WHAT YOU WILL DO: Search the data for the word "jede" and copy every line where it occurs.

(Saved entries)
— BEGIN —

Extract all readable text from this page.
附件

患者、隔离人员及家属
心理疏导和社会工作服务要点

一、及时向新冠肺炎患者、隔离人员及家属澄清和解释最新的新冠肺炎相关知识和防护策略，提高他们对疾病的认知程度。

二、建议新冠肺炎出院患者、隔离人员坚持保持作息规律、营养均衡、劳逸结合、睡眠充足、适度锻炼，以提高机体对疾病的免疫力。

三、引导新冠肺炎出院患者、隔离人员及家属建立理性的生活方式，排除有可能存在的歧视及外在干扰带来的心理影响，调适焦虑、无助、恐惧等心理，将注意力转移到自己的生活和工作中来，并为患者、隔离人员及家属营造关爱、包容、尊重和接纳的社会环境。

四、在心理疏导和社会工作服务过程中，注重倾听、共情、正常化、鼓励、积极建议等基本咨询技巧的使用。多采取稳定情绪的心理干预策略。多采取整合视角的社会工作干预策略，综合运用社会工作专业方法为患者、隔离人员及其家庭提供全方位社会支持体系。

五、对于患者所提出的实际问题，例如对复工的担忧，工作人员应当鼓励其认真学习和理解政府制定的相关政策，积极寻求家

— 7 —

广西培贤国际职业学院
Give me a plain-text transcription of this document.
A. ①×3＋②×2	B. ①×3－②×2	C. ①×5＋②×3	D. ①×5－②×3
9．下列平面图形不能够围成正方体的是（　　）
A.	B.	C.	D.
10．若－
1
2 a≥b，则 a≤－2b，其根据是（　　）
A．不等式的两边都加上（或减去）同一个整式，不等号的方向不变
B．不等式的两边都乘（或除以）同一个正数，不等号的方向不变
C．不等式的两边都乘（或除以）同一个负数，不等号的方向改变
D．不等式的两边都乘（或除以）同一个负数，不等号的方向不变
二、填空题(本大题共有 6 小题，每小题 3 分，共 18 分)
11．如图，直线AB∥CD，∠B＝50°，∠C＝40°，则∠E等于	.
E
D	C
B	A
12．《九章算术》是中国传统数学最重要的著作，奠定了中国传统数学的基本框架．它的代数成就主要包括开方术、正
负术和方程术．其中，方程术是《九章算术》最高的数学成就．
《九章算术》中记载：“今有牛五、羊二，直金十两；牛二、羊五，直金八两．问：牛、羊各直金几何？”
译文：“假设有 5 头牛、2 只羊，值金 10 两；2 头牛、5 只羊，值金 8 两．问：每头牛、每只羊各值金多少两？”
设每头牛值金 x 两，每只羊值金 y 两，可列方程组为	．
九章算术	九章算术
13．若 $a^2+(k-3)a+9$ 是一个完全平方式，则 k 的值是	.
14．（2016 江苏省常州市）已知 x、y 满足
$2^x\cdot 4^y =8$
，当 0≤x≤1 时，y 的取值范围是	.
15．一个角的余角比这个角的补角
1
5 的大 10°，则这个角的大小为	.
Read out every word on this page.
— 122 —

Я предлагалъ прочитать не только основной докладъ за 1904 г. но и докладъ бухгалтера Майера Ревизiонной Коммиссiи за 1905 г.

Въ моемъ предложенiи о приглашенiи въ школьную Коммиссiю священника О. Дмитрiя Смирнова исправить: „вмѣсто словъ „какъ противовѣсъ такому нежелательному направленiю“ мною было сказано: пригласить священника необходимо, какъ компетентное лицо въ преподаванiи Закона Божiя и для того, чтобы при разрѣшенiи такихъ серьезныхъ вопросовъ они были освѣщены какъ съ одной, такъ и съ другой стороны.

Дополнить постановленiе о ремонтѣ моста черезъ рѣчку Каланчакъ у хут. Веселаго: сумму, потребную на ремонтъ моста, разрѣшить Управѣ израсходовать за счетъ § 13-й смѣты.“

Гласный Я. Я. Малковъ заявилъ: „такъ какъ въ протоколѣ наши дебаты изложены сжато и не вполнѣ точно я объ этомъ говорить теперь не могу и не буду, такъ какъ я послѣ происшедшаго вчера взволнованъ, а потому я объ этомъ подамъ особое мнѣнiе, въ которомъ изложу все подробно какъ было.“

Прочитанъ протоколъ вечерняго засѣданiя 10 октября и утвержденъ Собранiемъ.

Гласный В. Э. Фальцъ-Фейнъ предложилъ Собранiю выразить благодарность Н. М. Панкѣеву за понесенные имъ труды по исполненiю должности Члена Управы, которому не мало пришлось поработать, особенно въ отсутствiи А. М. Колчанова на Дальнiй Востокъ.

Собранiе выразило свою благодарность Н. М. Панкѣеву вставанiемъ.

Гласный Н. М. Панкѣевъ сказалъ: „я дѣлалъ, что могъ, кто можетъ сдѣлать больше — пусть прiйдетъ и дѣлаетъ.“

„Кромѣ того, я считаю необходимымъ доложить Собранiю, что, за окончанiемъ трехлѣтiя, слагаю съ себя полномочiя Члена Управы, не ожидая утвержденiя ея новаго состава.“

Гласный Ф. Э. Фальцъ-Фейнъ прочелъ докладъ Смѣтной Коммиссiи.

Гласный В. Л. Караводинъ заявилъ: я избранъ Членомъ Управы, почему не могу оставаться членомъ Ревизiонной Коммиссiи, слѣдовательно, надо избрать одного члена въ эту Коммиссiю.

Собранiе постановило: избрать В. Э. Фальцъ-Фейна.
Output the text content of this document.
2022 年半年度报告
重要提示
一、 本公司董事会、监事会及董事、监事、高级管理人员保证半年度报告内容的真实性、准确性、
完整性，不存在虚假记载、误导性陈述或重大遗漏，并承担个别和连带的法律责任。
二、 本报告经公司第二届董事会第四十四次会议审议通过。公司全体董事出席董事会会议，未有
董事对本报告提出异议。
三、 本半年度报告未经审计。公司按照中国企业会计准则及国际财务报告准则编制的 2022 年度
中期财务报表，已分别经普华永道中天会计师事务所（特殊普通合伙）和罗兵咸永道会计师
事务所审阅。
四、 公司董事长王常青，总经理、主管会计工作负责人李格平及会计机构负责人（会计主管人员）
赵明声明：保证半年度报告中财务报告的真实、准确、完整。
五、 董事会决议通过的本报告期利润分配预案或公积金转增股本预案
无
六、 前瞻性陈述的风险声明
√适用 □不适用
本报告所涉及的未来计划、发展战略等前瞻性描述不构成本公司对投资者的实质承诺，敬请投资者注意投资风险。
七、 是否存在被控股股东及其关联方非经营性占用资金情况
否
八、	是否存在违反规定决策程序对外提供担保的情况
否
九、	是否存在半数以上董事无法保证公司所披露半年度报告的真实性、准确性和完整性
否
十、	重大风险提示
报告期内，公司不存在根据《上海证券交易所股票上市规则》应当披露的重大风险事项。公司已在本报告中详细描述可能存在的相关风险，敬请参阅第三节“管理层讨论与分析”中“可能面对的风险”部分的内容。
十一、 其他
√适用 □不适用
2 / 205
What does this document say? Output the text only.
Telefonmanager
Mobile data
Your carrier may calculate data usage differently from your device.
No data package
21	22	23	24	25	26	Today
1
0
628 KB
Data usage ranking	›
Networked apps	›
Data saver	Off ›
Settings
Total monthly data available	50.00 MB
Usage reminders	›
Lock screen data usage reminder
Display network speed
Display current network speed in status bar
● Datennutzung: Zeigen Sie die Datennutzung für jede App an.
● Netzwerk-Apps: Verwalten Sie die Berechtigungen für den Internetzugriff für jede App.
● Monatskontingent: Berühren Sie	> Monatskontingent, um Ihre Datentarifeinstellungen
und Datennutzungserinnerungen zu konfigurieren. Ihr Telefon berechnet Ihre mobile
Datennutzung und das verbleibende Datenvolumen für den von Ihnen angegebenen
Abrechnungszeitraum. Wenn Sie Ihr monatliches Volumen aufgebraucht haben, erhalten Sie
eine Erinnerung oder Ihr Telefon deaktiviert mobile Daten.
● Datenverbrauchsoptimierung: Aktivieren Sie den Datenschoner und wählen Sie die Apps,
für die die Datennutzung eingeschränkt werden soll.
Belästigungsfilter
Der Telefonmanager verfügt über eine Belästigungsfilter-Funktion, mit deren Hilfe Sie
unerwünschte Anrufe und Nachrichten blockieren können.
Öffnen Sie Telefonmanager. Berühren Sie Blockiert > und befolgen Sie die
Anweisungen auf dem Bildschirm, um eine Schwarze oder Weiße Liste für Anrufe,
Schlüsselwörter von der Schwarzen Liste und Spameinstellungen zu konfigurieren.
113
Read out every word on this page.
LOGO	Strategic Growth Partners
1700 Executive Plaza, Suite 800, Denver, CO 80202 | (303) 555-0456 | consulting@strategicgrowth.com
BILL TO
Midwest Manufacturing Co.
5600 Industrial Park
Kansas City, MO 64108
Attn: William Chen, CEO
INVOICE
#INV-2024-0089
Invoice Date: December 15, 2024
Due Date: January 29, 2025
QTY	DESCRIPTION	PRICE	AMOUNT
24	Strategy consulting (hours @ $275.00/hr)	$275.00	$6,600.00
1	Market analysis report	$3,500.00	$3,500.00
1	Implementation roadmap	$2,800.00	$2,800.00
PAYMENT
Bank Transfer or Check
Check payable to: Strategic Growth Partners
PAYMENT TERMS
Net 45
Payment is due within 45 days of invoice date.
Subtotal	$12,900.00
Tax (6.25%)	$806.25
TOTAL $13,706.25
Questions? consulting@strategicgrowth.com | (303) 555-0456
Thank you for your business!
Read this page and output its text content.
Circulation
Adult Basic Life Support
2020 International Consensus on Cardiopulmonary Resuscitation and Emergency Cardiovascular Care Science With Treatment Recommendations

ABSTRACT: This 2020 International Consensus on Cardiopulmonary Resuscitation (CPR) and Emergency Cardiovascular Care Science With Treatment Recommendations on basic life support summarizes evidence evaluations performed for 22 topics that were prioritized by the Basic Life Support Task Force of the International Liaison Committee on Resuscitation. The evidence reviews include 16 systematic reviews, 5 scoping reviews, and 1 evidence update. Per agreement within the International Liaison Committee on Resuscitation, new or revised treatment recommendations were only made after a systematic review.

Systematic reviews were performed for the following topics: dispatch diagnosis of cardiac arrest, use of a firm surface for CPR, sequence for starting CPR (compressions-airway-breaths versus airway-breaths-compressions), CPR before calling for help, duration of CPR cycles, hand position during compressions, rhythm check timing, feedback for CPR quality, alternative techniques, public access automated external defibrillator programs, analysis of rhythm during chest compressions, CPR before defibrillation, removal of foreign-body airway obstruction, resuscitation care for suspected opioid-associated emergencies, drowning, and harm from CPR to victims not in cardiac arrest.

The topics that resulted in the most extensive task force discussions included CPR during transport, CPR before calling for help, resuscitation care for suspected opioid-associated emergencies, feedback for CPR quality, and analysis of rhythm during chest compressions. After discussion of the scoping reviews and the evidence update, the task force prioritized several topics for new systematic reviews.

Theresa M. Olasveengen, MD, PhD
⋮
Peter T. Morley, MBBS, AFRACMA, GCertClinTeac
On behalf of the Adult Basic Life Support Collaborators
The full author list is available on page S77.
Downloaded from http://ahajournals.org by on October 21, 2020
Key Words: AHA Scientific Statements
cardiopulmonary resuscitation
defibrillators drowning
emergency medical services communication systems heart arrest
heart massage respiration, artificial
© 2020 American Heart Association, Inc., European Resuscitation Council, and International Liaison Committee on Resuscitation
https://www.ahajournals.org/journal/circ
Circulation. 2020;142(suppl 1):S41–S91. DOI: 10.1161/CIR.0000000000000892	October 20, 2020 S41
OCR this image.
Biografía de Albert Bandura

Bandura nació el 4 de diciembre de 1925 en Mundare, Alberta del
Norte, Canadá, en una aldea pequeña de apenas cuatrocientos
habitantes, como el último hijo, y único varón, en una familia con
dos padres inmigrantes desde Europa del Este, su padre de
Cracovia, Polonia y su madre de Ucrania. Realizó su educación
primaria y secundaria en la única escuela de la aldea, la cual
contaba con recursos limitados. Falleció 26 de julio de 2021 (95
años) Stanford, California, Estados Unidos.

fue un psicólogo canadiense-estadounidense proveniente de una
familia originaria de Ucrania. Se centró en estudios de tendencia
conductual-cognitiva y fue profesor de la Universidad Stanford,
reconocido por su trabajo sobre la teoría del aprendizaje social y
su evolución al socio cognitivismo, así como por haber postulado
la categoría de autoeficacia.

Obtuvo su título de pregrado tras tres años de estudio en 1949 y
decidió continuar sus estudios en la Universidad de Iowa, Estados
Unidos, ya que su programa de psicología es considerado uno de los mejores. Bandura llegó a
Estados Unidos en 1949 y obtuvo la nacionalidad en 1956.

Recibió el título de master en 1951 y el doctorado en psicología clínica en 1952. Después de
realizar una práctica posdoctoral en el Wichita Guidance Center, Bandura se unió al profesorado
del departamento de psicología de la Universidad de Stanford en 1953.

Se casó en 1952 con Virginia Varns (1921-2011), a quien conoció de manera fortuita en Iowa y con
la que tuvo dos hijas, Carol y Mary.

— END —

FINAL RESULT:
● Datennutzung: Zeigen Sie die Datennutzung für jede App an.
● Netzwerk-Apps: Verwalten Sie die Berechtigungen für den Internetzugriff für jede App.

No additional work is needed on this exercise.